◆ Things to do ◆
a: In the thread on velocity and joules per kilogram, which units does joule per kilogram reduce to?
b: From the thread on velocity and joules per kilogram, reproduce the passage starting with "The units are" and going on through "what you mean.".

◆ Selected excerpt ◆
Why is the Velocity equal to joules per kilogram?

[grandpa2390]

Homework Statement

Calculating the rms speed of an N2 molecule. The units I end up with are J/kg and this is equivalent to Velocity. my question is why?

Homework Equations

v = J / kg
KE = .5mv^2

The Attempt at a Solution

I tried to derive it myself using the kinetic energy formula. What I end up with is that $v=\sqrt{\frac{2*J}{kg}}$

The units are right, J/kg, but it isn't a direct conversion like the solution on Chegg says. it looks like to convert, my 517 J/kg doesn't equal 517 m/s. It would seem I would have to take the square root of 1034

 

[Chestermiller]

J/ kg has units of velocity square.

 

[fresh_42]

I'm not sure that I understand what you mean.
$1J = \frac{kg\cdot m^2}{s^2}$ so Joule per kilogram is $\frac{m^2}{s^2}$ which is the unity of the squared velocity: $[v^2] = \frac{m^2}{s^2}$
The reason is, that all these units base on the metric SI system, i.e. $m\, , \,kg\, , \,s\, , \,A\,$.

 

[grandpa2390]

@Chestermiller @fresh_42

you are absolutely right. the $V_{rms} = \sqrt{\frac{3kT}{m}}$ is the square root of J/kg or v^2. But what about the 2? I guess that is already factored into the formula? What I am seeing now, based on your responses, is that velocity is equal to $v=\sqrt{2*v^2}$ it is just not working out in my mind. I am missing something.

the kinetic energy formula is $KE={\frac{1}{2}*m*v^2}$ or in units $J=\frac{1}{2}*kg*\frac{m^2}{s^2}$
solved for $v$ $v=\sqrt{\frac{2*KE}{m}}$ the units being $\frac{m}{s} = \sqrt{\frac{2*J}{kg}}$
and you are saying that $\frac{J}{kg} = \frac{m^2}{s^2}$ or $\frac{J}{kg} = v^2$
so that would be $\frac{m}{s} = \sqrt{2*\frac{m^2}{s^2}}$ or $v = \sqrt{2*v^2}$

that 2 is throwing me off. what am I missing here?

◆ Records supplied ◆
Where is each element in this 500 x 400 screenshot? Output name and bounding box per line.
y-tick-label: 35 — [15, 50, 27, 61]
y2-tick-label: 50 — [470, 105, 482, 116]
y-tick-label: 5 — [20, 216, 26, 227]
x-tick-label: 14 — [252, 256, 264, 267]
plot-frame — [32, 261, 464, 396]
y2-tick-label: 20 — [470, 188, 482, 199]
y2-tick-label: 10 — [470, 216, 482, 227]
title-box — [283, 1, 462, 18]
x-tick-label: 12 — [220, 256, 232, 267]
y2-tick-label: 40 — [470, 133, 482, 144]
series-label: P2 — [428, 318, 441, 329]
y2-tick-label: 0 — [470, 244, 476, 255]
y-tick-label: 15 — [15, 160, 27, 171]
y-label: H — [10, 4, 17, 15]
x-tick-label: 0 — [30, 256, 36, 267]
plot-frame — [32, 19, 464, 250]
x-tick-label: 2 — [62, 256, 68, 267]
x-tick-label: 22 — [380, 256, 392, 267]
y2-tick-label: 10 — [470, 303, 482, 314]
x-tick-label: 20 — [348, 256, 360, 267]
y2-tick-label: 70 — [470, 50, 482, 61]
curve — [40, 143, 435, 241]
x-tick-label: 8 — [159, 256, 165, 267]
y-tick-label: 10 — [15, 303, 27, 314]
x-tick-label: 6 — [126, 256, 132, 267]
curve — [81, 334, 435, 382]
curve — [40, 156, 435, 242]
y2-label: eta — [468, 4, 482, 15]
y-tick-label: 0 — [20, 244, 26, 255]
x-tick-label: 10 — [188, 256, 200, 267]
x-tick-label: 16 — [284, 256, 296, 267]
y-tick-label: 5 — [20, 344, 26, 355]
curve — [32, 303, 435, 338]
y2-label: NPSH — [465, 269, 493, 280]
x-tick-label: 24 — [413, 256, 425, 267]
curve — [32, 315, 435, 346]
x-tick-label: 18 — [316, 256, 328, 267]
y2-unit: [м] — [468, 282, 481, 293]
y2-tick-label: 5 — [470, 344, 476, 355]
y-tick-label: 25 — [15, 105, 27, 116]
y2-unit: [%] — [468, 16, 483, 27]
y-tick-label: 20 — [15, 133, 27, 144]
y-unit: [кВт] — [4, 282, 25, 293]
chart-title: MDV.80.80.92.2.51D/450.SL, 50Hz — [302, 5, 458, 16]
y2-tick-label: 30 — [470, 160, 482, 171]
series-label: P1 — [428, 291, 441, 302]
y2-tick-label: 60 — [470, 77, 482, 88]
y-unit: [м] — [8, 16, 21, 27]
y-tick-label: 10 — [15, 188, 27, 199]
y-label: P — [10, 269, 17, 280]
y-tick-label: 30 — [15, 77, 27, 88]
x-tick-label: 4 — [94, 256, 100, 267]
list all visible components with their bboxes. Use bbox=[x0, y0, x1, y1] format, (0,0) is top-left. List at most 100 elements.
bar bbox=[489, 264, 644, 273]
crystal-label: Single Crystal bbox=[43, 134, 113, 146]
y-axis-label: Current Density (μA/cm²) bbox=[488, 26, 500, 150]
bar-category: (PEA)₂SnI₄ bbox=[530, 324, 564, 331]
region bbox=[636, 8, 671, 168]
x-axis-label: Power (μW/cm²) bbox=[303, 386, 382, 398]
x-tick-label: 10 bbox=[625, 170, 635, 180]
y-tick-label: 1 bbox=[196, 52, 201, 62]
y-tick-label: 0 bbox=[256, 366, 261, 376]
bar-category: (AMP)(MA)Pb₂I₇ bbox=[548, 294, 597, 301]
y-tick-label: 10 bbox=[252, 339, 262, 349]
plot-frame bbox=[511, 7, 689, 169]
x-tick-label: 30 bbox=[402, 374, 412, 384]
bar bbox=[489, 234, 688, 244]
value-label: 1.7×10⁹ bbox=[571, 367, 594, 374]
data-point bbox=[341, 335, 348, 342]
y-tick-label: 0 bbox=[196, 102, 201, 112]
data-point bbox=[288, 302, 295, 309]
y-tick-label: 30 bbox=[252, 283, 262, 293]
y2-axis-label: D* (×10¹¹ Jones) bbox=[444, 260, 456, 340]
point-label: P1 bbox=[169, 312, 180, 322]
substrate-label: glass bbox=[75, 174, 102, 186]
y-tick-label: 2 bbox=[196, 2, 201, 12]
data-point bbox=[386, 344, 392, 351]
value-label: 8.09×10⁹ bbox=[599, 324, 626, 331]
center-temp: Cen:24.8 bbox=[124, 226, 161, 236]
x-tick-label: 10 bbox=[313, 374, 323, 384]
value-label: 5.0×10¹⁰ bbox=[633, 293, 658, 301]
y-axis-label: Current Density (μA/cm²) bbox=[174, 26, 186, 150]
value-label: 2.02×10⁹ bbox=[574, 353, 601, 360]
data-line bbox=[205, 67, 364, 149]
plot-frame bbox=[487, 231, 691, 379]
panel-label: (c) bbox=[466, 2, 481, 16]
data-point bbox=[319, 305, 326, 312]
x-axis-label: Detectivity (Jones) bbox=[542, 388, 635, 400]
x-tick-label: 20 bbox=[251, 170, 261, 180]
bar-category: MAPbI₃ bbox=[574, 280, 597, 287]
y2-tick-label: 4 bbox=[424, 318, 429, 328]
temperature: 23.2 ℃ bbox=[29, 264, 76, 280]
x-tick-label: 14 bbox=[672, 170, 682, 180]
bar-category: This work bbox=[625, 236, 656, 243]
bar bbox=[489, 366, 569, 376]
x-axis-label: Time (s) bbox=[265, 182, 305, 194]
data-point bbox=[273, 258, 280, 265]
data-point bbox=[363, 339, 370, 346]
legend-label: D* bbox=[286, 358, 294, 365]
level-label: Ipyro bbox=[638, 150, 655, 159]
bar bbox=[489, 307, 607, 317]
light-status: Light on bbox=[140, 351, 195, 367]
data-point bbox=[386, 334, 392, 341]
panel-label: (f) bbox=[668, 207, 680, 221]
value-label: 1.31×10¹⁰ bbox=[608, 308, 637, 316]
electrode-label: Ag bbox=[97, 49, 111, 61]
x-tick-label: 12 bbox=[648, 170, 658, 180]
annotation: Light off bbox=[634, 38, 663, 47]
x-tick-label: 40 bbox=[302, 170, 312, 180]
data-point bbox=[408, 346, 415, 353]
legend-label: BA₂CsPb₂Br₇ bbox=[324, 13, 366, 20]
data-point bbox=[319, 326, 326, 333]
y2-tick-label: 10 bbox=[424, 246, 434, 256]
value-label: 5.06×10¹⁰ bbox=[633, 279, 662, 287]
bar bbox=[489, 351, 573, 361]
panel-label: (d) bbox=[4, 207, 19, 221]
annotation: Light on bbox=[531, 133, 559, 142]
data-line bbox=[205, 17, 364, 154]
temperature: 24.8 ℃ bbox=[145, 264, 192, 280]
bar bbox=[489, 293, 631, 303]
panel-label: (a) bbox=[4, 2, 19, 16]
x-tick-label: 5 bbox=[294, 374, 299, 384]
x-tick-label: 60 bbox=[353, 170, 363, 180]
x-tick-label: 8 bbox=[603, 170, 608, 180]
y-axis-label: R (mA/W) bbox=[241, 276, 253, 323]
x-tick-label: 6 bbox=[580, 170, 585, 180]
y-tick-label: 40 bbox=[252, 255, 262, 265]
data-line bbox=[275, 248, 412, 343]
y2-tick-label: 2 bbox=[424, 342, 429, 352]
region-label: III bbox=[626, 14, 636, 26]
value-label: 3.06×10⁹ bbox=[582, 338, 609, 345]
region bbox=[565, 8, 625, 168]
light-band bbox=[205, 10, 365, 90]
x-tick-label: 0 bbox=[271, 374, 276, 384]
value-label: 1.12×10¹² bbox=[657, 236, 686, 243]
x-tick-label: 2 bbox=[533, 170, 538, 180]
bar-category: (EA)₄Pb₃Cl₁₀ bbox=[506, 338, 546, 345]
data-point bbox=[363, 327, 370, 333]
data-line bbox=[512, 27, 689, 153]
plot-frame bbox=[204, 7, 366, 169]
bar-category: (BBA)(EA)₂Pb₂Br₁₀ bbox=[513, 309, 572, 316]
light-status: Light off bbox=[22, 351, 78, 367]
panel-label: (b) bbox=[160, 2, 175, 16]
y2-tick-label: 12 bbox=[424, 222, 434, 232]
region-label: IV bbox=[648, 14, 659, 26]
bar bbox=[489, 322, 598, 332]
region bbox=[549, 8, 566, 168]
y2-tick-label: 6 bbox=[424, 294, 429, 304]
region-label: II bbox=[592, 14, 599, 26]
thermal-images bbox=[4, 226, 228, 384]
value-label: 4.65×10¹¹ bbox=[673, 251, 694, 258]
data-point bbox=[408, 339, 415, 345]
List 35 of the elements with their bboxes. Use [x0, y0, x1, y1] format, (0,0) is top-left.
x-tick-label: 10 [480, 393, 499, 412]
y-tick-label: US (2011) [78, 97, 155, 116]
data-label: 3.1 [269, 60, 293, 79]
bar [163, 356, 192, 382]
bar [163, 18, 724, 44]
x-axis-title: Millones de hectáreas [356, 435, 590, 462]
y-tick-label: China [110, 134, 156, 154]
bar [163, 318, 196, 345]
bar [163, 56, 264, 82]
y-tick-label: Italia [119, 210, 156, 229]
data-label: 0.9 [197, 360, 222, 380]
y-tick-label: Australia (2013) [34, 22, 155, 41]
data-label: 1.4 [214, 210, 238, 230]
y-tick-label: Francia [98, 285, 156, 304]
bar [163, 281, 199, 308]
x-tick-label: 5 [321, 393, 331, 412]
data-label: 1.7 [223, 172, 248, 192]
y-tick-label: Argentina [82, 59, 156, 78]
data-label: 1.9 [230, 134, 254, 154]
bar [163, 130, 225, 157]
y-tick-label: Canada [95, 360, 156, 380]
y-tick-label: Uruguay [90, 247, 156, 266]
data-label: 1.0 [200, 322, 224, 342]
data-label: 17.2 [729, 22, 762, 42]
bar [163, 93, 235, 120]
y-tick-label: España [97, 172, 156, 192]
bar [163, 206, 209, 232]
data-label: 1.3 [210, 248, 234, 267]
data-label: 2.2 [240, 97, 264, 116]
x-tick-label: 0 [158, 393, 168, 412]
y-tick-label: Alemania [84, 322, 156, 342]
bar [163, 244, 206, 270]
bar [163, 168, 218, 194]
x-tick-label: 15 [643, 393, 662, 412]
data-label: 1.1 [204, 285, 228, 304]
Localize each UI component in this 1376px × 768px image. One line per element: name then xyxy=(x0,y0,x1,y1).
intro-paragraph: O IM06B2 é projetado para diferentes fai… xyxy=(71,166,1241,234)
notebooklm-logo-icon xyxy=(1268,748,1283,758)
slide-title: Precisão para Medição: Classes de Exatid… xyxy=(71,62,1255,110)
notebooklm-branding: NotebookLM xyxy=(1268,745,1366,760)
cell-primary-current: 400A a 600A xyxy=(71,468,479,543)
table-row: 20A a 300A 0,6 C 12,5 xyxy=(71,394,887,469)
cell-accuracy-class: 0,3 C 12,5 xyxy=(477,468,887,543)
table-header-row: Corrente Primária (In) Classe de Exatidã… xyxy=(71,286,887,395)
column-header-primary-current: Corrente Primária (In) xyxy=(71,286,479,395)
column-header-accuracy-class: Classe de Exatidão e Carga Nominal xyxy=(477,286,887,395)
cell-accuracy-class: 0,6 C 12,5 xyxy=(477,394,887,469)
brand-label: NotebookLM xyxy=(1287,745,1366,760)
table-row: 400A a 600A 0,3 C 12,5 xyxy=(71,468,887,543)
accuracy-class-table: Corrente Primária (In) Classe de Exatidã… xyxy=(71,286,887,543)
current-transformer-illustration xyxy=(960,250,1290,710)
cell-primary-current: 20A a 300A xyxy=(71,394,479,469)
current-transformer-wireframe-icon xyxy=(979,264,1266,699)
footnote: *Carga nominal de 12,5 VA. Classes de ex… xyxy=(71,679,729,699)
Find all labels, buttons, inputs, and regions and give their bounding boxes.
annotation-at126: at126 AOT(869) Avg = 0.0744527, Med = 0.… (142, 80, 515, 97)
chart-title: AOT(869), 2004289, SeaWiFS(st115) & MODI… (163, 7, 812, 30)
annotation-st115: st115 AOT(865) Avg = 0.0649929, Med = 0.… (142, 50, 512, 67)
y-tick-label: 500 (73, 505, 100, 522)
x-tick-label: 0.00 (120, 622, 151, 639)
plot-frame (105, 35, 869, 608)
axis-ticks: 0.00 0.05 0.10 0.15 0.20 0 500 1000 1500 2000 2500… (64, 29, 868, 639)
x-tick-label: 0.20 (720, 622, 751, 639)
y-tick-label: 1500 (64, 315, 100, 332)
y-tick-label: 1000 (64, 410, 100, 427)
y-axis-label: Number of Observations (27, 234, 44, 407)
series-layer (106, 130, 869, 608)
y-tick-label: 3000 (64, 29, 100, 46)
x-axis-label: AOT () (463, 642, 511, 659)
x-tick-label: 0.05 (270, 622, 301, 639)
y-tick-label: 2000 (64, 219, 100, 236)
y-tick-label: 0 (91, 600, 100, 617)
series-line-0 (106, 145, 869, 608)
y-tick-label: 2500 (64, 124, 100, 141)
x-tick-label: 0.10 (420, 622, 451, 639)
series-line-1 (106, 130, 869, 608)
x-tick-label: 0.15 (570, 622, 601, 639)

◆ Answers below ◆
a: Square meters per square second (m²/s²), the units of velocity squared.

b:
The units are right, J/kg, but it isn't a direct conversion like the solution on Chegg says. it looks like to convert, my 517 J/kg doesn't equal 517 m/s. It would seem I would have to take the square root of 1034

 

[Chestermiller]

J/ kg has units of velocity square.

 

[fresh_42]

I'm not sure that I understand what you mean.